Entries with figure data:
------------
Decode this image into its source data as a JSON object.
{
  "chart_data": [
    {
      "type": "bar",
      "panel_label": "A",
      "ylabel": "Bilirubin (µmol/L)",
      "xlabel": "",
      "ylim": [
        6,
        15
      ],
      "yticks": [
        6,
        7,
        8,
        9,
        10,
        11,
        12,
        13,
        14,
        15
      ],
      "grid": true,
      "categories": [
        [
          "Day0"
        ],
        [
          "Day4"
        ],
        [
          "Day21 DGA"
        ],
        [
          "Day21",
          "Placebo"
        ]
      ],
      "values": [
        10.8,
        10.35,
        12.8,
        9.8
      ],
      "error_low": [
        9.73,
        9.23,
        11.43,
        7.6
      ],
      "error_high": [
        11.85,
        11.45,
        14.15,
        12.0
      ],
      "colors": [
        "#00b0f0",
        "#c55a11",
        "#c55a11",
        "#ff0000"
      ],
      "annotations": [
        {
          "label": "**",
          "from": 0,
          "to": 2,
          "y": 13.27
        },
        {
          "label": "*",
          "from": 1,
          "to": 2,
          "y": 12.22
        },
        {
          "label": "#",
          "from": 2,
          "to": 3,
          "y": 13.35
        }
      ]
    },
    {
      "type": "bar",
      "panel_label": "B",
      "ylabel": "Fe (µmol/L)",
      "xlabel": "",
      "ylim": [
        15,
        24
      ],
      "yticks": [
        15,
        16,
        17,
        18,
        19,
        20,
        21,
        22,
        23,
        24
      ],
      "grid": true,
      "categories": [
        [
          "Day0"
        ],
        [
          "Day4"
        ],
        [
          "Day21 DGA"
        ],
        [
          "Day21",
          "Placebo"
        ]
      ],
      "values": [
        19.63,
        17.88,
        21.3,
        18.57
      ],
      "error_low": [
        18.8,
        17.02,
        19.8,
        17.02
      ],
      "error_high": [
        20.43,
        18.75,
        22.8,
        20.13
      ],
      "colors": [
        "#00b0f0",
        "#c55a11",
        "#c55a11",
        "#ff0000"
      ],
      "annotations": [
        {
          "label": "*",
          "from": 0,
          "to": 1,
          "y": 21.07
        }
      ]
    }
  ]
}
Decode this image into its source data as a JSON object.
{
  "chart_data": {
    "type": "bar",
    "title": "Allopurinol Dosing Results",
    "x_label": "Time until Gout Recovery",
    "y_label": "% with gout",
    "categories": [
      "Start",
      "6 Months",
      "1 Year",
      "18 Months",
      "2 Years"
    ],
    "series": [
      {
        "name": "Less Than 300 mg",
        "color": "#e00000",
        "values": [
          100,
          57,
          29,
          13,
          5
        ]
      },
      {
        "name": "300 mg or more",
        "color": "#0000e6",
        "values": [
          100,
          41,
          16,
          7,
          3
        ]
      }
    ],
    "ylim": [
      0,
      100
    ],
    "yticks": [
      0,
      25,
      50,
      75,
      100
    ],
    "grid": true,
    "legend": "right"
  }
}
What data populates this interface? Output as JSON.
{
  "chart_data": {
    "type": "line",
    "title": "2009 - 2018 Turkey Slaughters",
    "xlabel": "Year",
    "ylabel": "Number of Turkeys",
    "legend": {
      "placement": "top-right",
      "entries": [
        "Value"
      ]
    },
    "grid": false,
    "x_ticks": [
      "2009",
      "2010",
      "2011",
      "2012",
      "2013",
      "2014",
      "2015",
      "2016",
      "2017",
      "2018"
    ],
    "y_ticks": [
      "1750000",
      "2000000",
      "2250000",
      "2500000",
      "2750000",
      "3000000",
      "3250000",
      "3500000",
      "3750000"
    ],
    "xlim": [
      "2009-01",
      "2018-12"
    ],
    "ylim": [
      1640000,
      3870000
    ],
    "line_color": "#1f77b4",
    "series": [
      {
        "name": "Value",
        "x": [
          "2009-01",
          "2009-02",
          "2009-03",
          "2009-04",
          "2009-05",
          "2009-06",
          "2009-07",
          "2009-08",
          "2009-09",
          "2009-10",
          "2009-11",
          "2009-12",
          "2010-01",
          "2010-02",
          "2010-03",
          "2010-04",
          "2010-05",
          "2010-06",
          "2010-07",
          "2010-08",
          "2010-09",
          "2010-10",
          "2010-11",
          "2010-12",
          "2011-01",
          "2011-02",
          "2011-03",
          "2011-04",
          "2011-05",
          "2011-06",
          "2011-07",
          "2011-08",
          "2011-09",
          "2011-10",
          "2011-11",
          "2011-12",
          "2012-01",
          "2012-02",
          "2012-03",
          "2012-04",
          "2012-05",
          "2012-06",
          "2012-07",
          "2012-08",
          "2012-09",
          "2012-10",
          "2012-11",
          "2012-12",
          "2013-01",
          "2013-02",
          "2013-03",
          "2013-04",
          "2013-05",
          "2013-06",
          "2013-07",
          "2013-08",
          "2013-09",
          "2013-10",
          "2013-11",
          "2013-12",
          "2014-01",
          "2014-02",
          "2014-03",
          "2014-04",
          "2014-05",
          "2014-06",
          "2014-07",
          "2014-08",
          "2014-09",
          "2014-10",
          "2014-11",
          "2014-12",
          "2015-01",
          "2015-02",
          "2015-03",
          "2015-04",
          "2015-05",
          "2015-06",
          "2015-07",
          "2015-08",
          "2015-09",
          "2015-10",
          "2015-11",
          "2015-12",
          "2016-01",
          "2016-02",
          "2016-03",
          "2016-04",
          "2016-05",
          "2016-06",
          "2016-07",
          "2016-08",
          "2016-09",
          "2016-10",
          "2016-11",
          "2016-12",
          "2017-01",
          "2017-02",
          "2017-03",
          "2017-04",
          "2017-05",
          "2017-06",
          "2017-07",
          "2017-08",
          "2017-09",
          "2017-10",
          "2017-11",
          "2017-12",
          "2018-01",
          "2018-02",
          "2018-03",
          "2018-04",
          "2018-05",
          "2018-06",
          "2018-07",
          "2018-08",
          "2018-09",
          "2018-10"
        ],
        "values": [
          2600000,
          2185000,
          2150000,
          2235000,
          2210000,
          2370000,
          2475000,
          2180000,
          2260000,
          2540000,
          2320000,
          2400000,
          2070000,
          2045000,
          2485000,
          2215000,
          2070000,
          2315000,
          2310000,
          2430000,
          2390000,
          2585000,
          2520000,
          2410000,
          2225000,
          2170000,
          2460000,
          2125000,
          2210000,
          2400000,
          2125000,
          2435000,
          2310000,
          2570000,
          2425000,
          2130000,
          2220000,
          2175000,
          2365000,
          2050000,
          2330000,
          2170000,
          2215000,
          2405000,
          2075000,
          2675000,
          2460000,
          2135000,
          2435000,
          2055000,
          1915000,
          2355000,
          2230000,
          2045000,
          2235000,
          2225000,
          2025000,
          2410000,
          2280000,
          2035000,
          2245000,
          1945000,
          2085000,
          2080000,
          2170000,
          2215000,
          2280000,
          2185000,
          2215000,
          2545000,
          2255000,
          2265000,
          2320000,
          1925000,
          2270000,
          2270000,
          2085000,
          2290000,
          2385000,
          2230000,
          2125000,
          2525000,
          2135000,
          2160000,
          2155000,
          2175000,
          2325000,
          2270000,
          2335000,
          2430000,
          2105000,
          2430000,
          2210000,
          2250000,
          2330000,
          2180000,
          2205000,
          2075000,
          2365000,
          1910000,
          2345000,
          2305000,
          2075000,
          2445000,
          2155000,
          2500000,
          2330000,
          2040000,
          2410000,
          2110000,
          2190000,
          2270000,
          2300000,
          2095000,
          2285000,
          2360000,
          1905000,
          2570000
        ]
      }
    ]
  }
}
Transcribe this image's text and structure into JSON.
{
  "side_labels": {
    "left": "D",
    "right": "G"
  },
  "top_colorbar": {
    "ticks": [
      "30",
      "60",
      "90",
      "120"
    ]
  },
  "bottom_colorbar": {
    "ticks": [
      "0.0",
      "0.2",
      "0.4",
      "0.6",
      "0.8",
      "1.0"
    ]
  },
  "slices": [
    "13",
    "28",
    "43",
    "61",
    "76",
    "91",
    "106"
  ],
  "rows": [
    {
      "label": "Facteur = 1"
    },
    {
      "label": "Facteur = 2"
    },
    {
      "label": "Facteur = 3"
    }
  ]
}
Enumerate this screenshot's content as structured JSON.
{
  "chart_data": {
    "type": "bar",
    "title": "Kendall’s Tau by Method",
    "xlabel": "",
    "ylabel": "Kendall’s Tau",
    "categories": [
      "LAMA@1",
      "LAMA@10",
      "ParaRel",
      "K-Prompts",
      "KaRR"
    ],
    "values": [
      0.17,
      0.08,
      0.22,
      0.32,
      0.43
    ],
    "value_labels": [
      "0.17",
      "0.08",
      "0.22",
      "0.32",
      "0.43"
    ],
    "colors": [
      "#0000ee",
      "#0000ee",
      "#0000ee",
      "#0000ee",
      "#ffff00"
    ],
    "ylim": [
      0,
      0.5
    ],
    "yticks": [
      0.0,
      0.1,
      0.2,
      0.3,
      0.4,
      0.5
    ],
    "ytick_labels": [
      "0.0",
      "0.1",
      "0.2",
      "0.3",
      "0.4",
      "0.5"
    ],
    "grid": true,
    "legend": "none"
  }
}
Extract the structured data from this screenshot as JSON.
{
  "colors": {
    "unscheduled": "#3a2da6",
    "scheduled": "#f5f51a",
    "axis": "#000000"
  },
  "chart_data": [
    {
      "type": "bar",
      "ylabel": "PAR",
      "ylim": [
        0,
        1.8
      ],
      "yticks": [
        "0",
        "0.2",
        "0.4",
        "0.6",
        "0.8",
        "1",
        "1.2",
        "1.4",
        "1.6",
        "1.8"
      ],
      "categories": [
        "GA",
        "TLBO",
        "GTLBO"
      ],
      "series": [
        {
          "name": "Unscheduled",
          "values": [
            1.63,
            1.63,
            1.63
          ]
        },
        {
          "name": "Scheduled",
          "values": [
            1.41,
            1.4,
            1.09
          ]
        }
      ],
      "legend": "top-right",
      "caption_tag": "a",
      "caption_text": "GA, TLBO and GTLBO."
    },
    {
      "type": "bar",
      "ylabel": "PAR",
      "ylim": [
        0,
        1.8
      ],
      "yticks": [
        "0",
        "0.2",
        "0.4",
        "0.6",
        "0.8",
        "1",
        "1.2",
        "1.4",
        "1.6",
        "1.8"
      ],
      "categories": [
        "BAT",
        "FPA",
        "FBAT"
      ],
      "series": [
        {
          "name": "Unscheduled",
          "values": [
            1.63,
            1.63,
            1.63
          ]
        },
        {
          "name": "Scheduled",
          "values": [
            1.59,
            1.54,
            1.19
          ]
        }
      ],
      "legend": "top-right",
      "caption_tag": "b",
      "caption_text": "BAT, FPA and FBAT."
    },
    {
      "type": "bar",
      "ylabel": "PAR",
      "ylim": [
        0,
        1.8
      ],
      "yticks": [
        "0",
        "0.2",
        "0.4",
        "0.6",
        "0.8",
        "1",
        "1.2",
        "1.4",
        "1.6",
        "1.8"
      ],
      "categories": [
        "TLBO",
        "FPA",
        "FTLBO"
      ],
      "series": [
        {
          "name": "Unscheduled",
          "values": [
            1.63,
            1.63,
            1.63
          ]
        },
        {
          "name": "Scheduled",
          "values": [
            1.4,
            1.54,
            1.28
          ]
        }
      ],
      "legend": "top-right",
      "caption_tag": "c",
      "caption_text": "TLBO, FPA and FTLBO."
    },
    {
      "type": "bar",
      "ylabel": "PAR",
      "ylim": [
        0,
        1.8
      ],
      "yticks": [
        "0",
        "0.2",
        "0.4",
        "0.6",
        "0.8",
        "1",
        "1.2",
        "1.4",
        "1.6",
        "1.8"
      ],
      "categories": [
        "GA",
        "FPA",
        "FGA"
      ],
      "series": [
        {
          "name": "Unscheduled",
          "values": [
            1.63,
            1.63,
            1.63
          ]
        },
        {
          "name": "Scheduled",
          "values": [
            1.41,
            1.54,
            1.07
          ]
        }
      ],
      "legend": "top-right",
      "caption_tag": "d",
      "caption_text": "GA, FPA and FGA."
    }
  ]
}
------------
WHAT YOU HAVE TO DO —
In the entries above, find every line holding the word "GTLBO" and copy it out.

ANSWER TO THIS PROBLEM —
        "GTLBO"
      "caption_text": "GA, TLBO and GTLBO."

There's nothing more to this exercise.